» **Requirements**:
Find the string "berbanding" in the data, then copy every line where it is found.
***** Records supplied
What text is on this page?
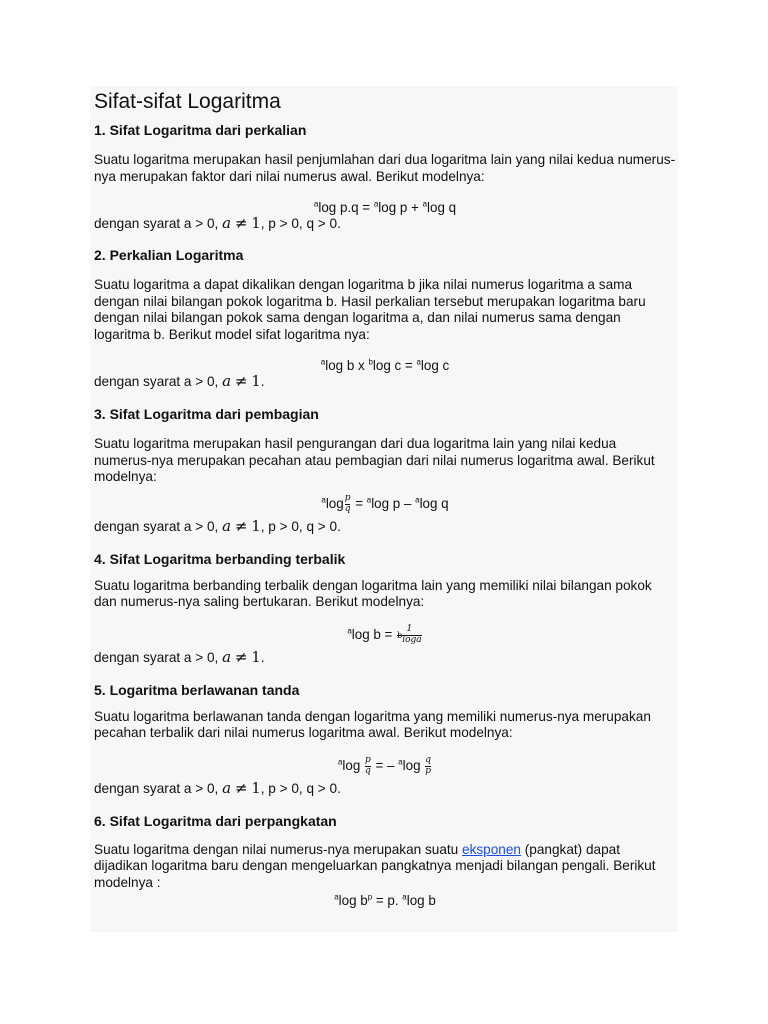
Sifat-sifat Logaritma
1. Sifat Logaritma dari perkalian

Suatu logaritma merupakan hasil penjumlahan dari dua logaritma lain yang nilai kedua numerus-nya merupakan faktor dari nilai numerus awal. Berikut modelnya:

$^a$log p.q = $^a$log p + $^a$log q
dengan syarat a > 0, a ≠ 1, p > 0, q > 0.
2. Perkalian Logaritma

Suatu logaritma a dapat dikalikan dengan logaritma b jika nilai numerus logaritma a sama dengan nilai bilangan pokok logaritma b. Hasil perkalian tersebut merupakan logaritma baru dengan nilai bilangan pokok sama dengan logaritma a, dan nilai numerus sama dengan logaritma b. Berikut model sifat logaritma nya:

$^a$log b x $^b$log c = $^a$log c
dengan syarat a > 0, a ≠ 1.
3. Sifat Logaritma dari pembagian

Suatu logaritma merupakan hasil pengurangan dari dua logaritma lain yang nilai kedua numerus-nya merupakan pecahan atau pembagian dari nilai numerus logaritma awal. Berikut modelnya:

$^a\log \frac{p}{q} = ^a\log$ p – $^a$log q
dengan syarat a > 0, a ≠ 1, p > 0, q > 0.
4. Sifat Logaritma berbanding terbalik

Suatu logaritma berbanding terbalik dengan logaritma lain yang memiliki nilai bilangan pokok dan numerus-nya saling bertukaran. Berikut modelnya:

$^a$log $b = \frac{1}{^b\log a}$
dengan syarat a > 0, a ≠ 1.
5. Logaritma berlawanan tanda

Suatu logaritma berlawanan tanda dengan logaritma yang memiliki numerus-nya merupakan pecahan terbalik dari nilai numerus logaritma awal. Berikut modelnya:

$^a\log \frac{p}{q}$ = – $^a\log \frac{q}{p}$
dengan syarat a > 0, a ≠ 1, p > 0, q > 0.
6. Sifat Logaritma dari perpangkatan

Suatu logaritma dengan nilai numerus-nya merupakan suatu eksponen (pangkat) dapat dijadikan logaritma baru dengan mengeluarkan pangkatnya menjadi bilangan pengali. Berikut modelnya :

$^a$log $b^p = p$. $^a$log b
**********
» **In response**:
4. Sifat Logaritma berbanding terbalik
Suatu logaritma berbanding terbalik dengan logaritma lain yang memiliki nilai bilangan pokok dan numerus-nya saling bertukaran. Berikut modelnya:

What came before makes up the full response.